▶ [Set tasks]:
1. Answer these questions from the Baklava sales passage:
(a) What mean and standard deviation are given for last week's temperatures?
(b) What value of σ_y does the calculation reach?
(c) According to the passage, what does r = -0.95 mean?
2. Proceed with the Baklava sales passage, starting after its final sentence.
— Start Passage —
False. The function is not convex, so the gradient descent algorithm is not guaranteed to converge.

Problem 16.7

Mahdi has noticed that Baklava daily sale is associated with weather temperature. So he asks you to incorporate this feature to get a better prediction. Suppose the last week’s daily temperatures are x_1, x_2, \cdots, x_7 in Fahrenheit (F). We know that \bar x=65, \sigma_x=8.5 and the best linear prediction that minimizes the mean squared error is H^*(x)=-3x+w_0^*.

r=-0.95. This means the weather temperature inversely affects Baklava sales, i.e., they are highly negatively correlated.

We know w_1^* = \frac{\sigma_y}{\sigma_x}r. We know that \sigma_x=8.5 and w_1^*=-3. We can find \sigma_y as follows:

\begin{aligned} \sigma_y^2 =& \frac{1}{n} \sum_{i = 1}^n (y_i - \bar{y})^2\\ =& \frac{1}{7}[(100-85)^2+(110-85)^2+(75-85)^2+(90-85)^2+(105-85)^2+(90-85)^2+(25-85)^2]\\ =&\frac{1}{7}[15^2+25^2+10^2+5^2+20^2+5^2+60^2]=714.28 \end{aligned}

Then, \sigma_y=26.7 which results in r=-0.95.
— End Passage —
— Start Supplied entries —
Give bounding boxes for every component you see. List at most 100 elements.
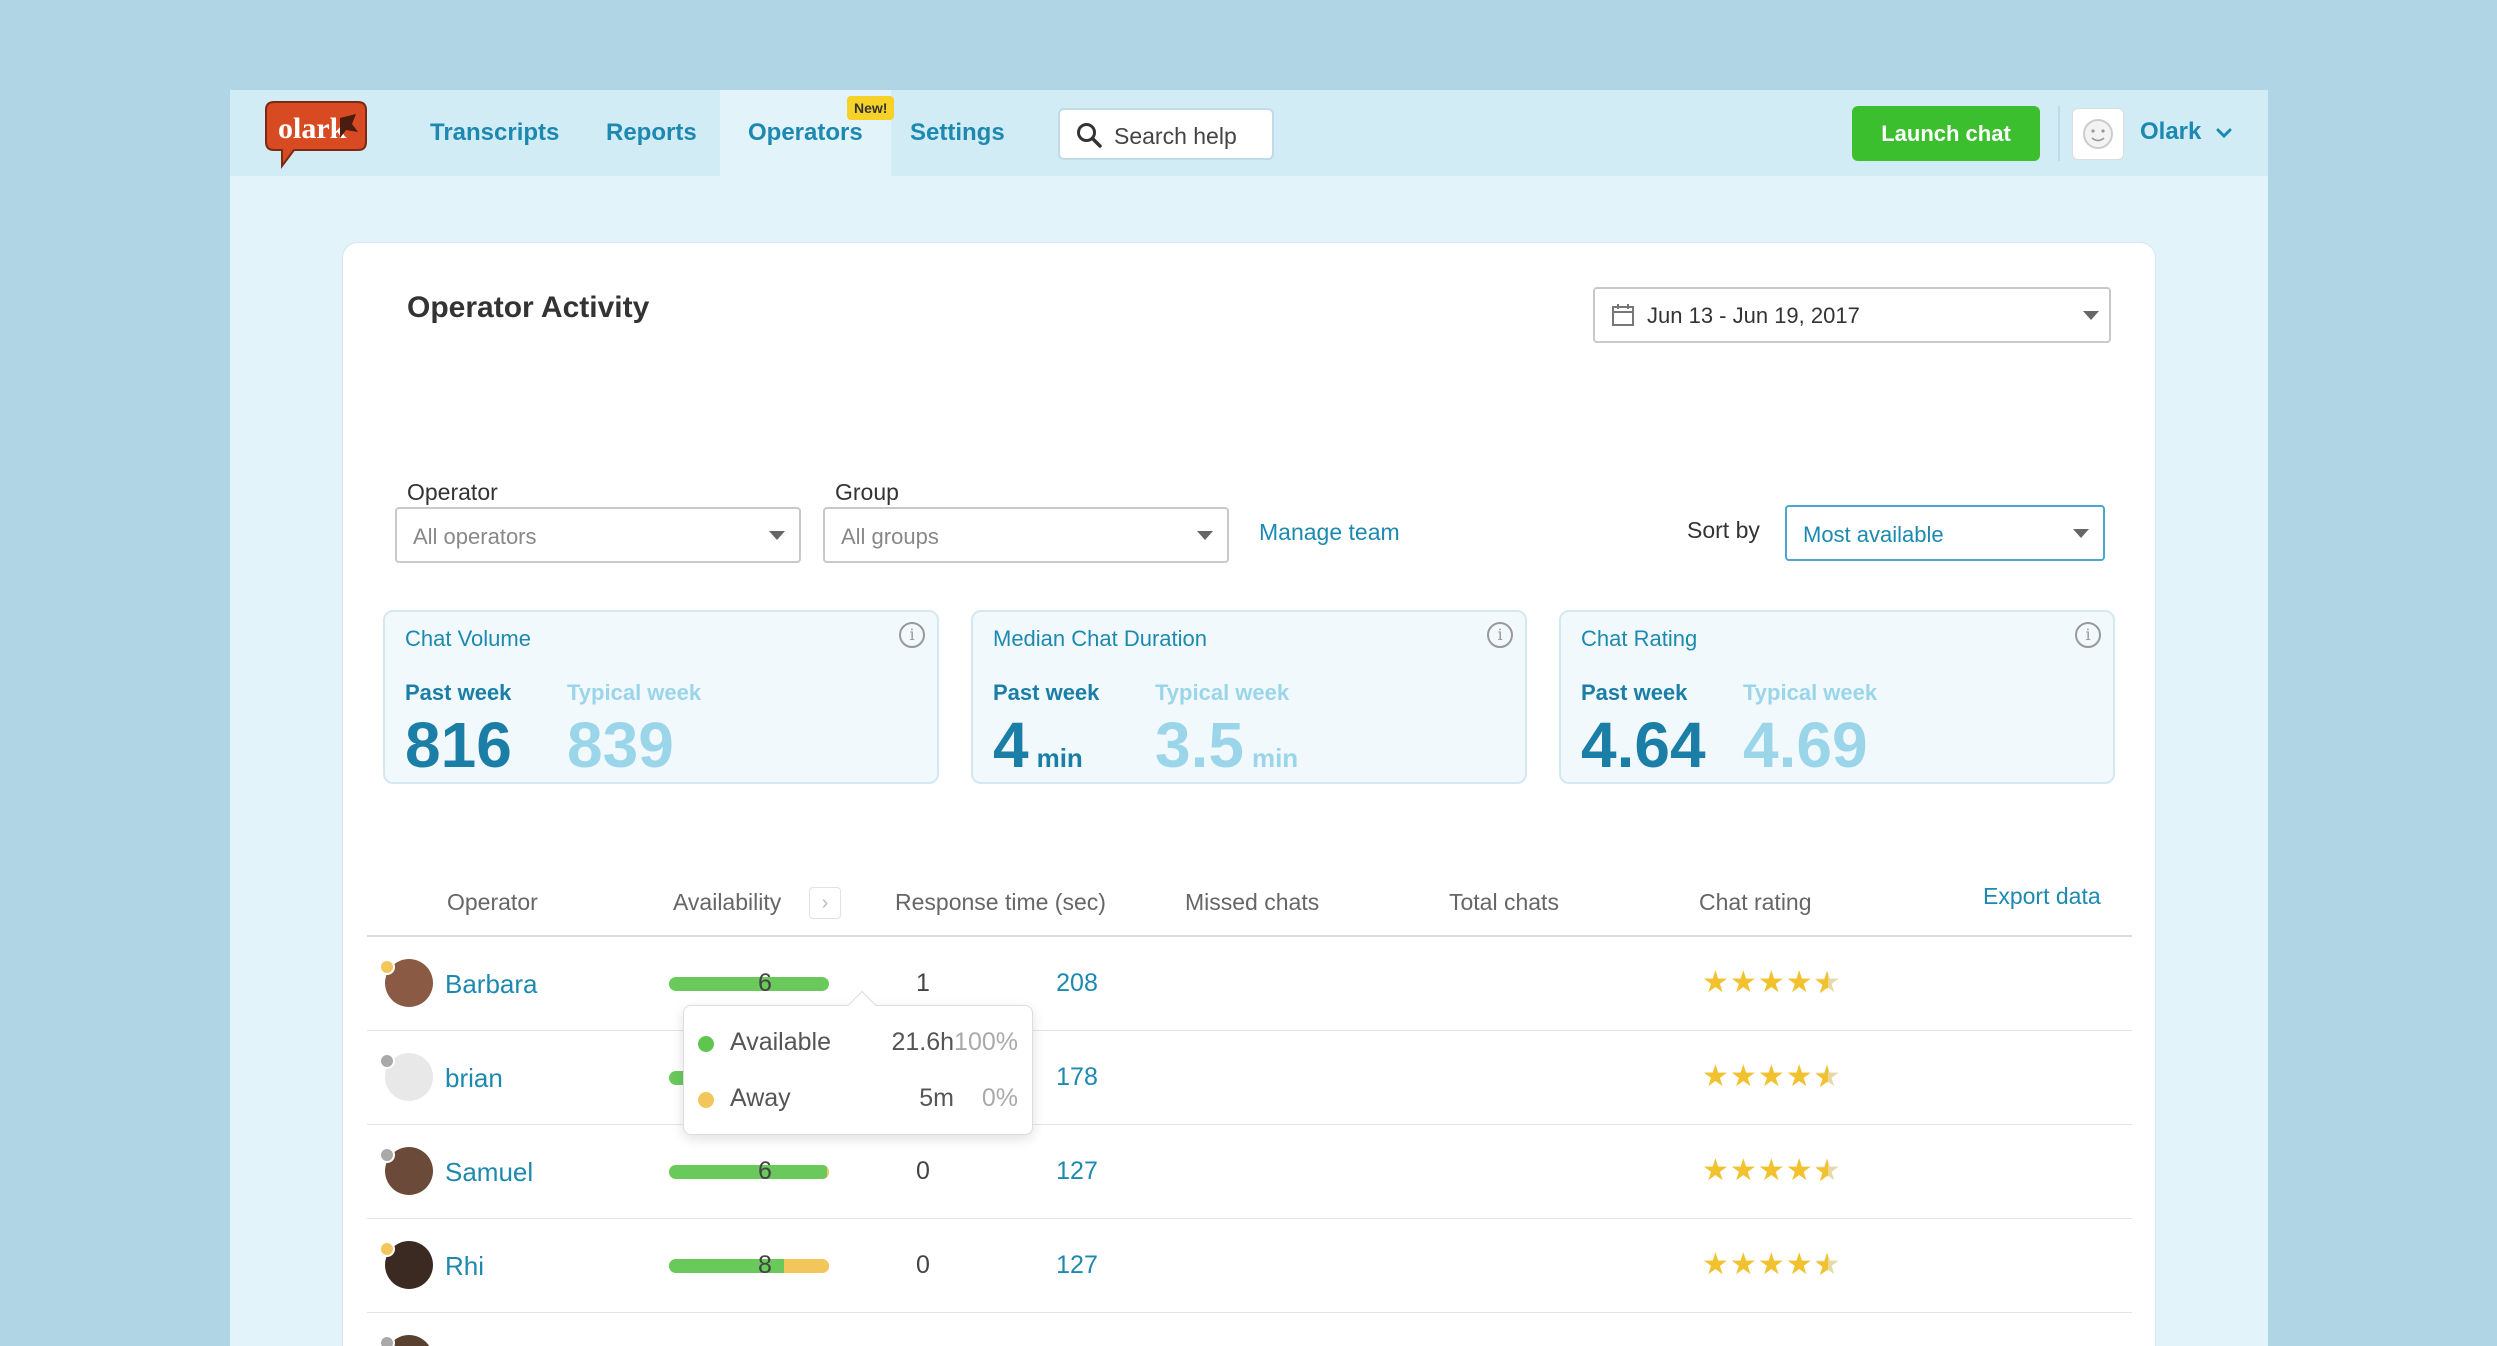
- status-dot-icon: [379, 1147, 395, 1163]
- past-week-value: 4: [993, 709, 1029, 781]
- operator-activity-card: Operator Activity Jun 13 - Jun 19, 2017 …: [342, 242, 2156, 1346]
- chat-rating-card: Chat Rating i Past week Typical week 4.6…: [1559, 610, 2115, 784]
- rating-stars: ★★★★★: [1702, 1059, 1842, 1094]
- half-star-icon: ★: [1814, 1154, 1842, 1187]
- smiley-avatar-icon: [2083, 119, 2113, 149]
- operator-select[interactable]: All operators: [395, 507, 801, 563]
- star-icon: ★: [1757, 1248, 1786, 1281]
- stat-title: Chat Rating: [1581, 626, 1698, 651]
- tooltip-percent: 100%: [954, 1028, 1018, 1056]
- operator-avatar: [385, 1335, 433, 1346]
- table-row[interactable]: brian80178★★★★★: [367, 1031, 2132, 1125]
- col-operator[interactable]: Operator: [447, 889, 538, 915]
- col-chat-rating[interactable]: Chat rating: [1699, 889, 1812, 915]
- sort-select[interactable]: Most available: [1785, 505, 2105, 561]
- calendar-icon: [1612, 304, 1634, 326]
- operator-name-link[interactable]: brian: [445, 1063, 503, 1093]
- sort-by-label: Sort by: [1687, 517, 1760, 543]
- response-time-cell: 8: [758, 1251, 772, 1279]
- nav-divider: [2058, 106, 2060, 161]
- rating-stars: ★★★★★: [1702, 1247, 1842, 1282]
- typical-week-value: 4.69: [1743, 709, 1868, 781]
- logo-text: olark: [278, 112, 347, 145]
- availability-bar[interactable]: [669, 1165, 829, 1179]
- missed-chats-cell: 0: [916, 1157, 930, 1185]
- status-dot-icon: [379, 1241, 395, 1257]
- col-missed-chats[interactable]: Missed chats: [1185, 889, 1320, 915]
- operator-name-link[interactable]: Barbara: [445, 969, 538, 999]
- median-duration-card: Median Chat Duration i Past week Typical…: [971, 610, 1527, 784]
- olark-logo[interactable]: olark: [260, 98, 372, 170]
- nav-reports[interactable]: Reports: [606, 119, 697, 146]
- col-availability[interactable]: Availability: [673, 889, 782, 915]
- star-icon: ★: [1729, 1248, 1758, 1281]
- table-row[interactable]: Rhi 8 0 127 ★★★★★: [367, 1219, 2132, 1313]
- search-icon: [1077, 123, 1102, 148]
- stat-title: Median Chat Duration: [993, 626, 1208, 651]
- half-star-icon: ★: [1814, 966, 1842, 999]
- away-dot-icon: [698, 1092, 714, 1108]
- past-week-value-group: 4 min: [993, 708, 1083, 782]
- info-icon[interactable]: i: [899, 622, 925, 648]
- account-avatar[interactable]: [2072, 108, 2124, 160]
- caret-down-icon: [1197, 531, 1213, 540]
- availability-bar[interactable]: [669, 1259, 829, 1273]
- status-dot-icon: [379, 959, 395, 975]
- typical-week-label: Typical week: [1155, 680, 1290, 705]
- chevron-down-icon[interactable]: [2215, 126, 2233, 140]
- past-week-label: Past week: [405, 680, 512, 705]
- export-data-link[interactable]: Export data: [1983, 883, 2101, 909]
- table-row[interactable]: Brooke100118★★★★★: [367, 1313, 2132, 1346]
- table-row[interactable]: Barbara 6 1 208 ★★★★★: [367, 937, 2132, 1031]
- chevron-right-icon[interactable]: ›: [809, 887, 841, 919]
- rating-stars: ★★★★★: [1702, 965, 1842, 1000]
- search-help-input[interactable]: Search help: [1058, 108, 1274, 160]
- account-menu[interactable]: Olark: [2140, 118, 2202, 145]
- unit-label: min: [1036, 743, 1083, 773]
- nav-transcripts[interactable]: Transcripts: [430, 119, 560, 146]
- total-chats-link[interactable]: 127: [1056, 1157, 1098, 1185]
- away-segment: [827, 1165, 829, 1179]
- operator-select-value: All operators: [413, 524, 537, 549]
- col-response-time[interactable]: Response time (sec): [895, 889, 1106, 915]
- tooltip-label: Available: [730, 1028, 832, 1056]
- col-total-chats[interactable]: Total chats: [1449, 889, 1559, 915]
- date-range-value: Jun 13 - Jun 19, 2017: [1647, 303, 1860, 328]
- app-window: olark Transcripts Reports Operators New!…: [230, 90, 2268, 1346]
- available-dot-icon: [698, 1036, 714, 1052]
- info-icon[interactable]: i: [1487, 622, 1513, 648]
- half-star-icon: ★: [1814, 1248, 1842, 1281]
- launch-chat-button[interactable]: Launch chat: [1852, 106, 2040, 161]
- group-filter-label: Group: [835, 479, 899, 505]
- past-week-label: Past week: [993, 680, 1100, 705]
- past-week-label: Past week: [1581, 680, 1688, 705]
- group-select[interactable]: All groups: [823, 507, 1229, 563]
- top-nav: olark Transcripts Reports Operators New!…: [230, 90, 2268, 176]
- date-range-select[interactable]: Jun 13 - Jun 19, 2017: [1593, 287, 2111, 343]
- operator-name-link[interactable]: Rhi: [445, 1251, 485, 1281]
- star-icon: ★: [1702, 1342, 1730, 1346]
- nav-settings[interactable]: Settings: [910, 119, 1005, 146]
- star-icon: ★: [1757, 966, 1786, 999]
- away-segment: [784, 1259, 829, 1273]
- star-icon: ★: [1702, 1060, 1730, 1093]
- star-icon: ★: [1702, 1248, 1730, 1281]
- tooltip-label: Away: [730, 1084, 791, 1112]
- available-segment: [669, 1259, 785, 1273]
- missed-chats-cell: 0: [916, 1251, 930, 1279]
- star-icon: ★: [1729, 1060, 1758, 1093]
- availability-bar[interactable]: [669, 977, 829, 991]
- total-chats-link[interactable]: 127: [1056, 1251, 1098, 1279]
- nav-operators[interactable]: Operators New!: [720, 90, 895, 176]
- manage-team-link[interactable]: Manage team: [1259, 519, 1400, 545]
- past-week-value: 816: [405, 709, 512, 781]
- caret-down-icon: [2083, 311, 2099, 320]
- group-select-value: All groups: [841, 524, 939, 549]
- info-icon[interactable]: i: [2075, 622, 2101, 648]
- header-divider: [367, 935, 2132, 937]
- total-chats-link[interactable]: 208: [1056, 969, 1098, 997]
- operator-name-link[interactable]: Samuel: [445, 1157, 534, 1187]
- total-chats-link[interactable]: 178: [1056, 1063, 1098, 1091]
- caret-down-icon: [2073, 529, 2089, 538]
- table-row[interactable]: Samuel 6 0 127 ★★★★★: [367, 1125, 2132, 1219]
— End Supplied entries —
▶ [Answers to the exercises]:
1.
(a) The mean is 65 and the standard deviation is 8.5.
(b) σ_y = 26.7.
(c) Weather temperature inversely affects Baklava sales, so the two are highly negatively correlated.

2.
Problem 16.8

False. The correlation coefficient has no unit. (It is always a unitless number in [-1,1] range.)

Problem 16.9

w_0^*=280

Note that H(\bar x)=\bar y. Therefore, \begin{aligned} H(65)=-3\cdot 65 +w_0^*=85 \xrightarrow[]{}w_0^*=280. \end{aligned}

Problem 16.10

What would the best linear prediction H^*(x) be if we multiply all x_i’s by 2?

H^*(x) = -1.5x + 280

The standard deviation scales by a factor of 2, i.e., \sigma_x'=2\cdot \sigma_x.
The same is true for the mean, i.e., \bar{x}'=2 \cdot \bar{x}.
The correlation r, standard deviation of the y-values \sigma_y, and the mean of the y-values \bar y do not change.
(You can verify these claims by plugging 2x in for x in their respective formulas and seeing what happens, but it’s faster to visually reason why this happens.)

Therefore, w_1'^*=\frac{\sigma_y'}{\sigma_x'}r' = \frac{(\sigma_y)}{(2\cdot\sigma_x)}(r) = \frac{w_1^*}{2} = -1.5.

We can find w_0'^* as follows:

\begin{align*} \bar{y}'&=H(\bar{x}')\\&=\frac{w_1^*}{2}(2\bar{x})+w_0'^*\\&=w_1^*\bar{x}+w_0'^* \\ &\downarrow \\ (85) &= -3(65) + w_0'^* \\ w_0'^*&=280 \end{align*}

So, H^*(x) would be -1.5x + 280.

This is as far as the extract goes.